** Given task **
The records should be repeated word for word, pictures excluded.

(Records from a dataset)

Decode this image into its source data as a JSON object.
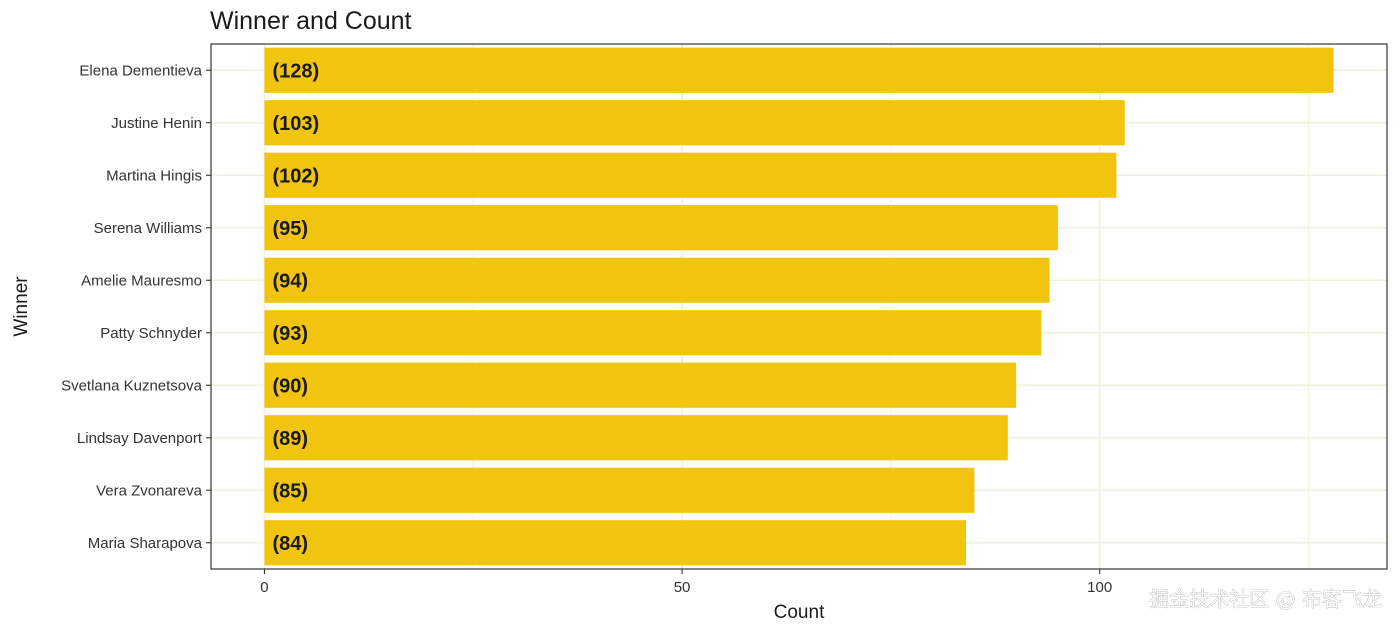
{
  "chart_data": {
    "type": "bar",
    "orientation": "horizontal",
    "title": "Winner and Count",
    "xlabel": "Count",
    "ylabel": "Winner",
    "categories": [
      "Elena Dementieva",
      "Justine Henin",
      "Martina Hingis",
      "Serena Williams",
      "Amelie Mauresmo",
      "Patty Schnyder",
      "Svetlana Kuznetsova",
      "Lindsay Davenport",
      "Vera Zvonareva",
      "Maria Sharapova"
    ],
    "values": [
      128,
      103,
      102,
      95,
      94,
      93,
      90,
      89,
      85,
      84
    ],
    "data_labels": [
      "(128)",
      "(103)",
      "(102)",
      "(95)",
      "(94)",
      "(93)",
      "(90)",
      "(89)",
      "(85)",
      "(84)"
    ],
    "x_ticks": [
      "0",
      "50",
      "100"
    ],
    "xlim": [
      -6.4,
      134.4
    ],
    "bar_color": "#f1c40f",
    "grid": true,
    "grid_color": "#eef2da",
    "legend": false
  },
  "watermark": "掘金技术社区 @ 布客飞龙"
}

** Reply **
Decode this image into its source data as a JSON object.
{
  "chart_data": {
    "type": "bar",
    "orientation": "horizontal",
    "title": "Winner and Count",
    "xlabel": "Count",
    "ylabel": "Winner",
    "categories": [
      "Elena Dementieva",
      "Justine Henin",
      "Martina Hingis",
      "Serena Williams",
      "Amelie Mauresmo",
      "Patty Schnyder",
      "Svetlana Kuznetsova",
      "Lindsay Davenport",
      "Vera Zvonareva",
      "Maria Sharapova"
    ],
    "values": [
      128,
      103,
      102,
      95,
      94,
      93,
      90,
      89,
      85,
      84
    ],
    "data_labels": [
      "(128)",
      "(103)",
      "(102)",
      "(95)",
      "(94)",
      "(93)",
      "(90)",
      "(89)",
      "(85)",
      "(84)"
    ],
    "x_ticks": [
      "0",
      "50",
      "100"
    ],
    "xlim": [
      -6.4,
      134.4
    ],
    "bar_color": "#f1c40f",
    "grid": true,
    "grid_color": "#eef2da",
    "legend": false
  },
  "watermark": "掘金技术社区 @ 布客飞龙"
}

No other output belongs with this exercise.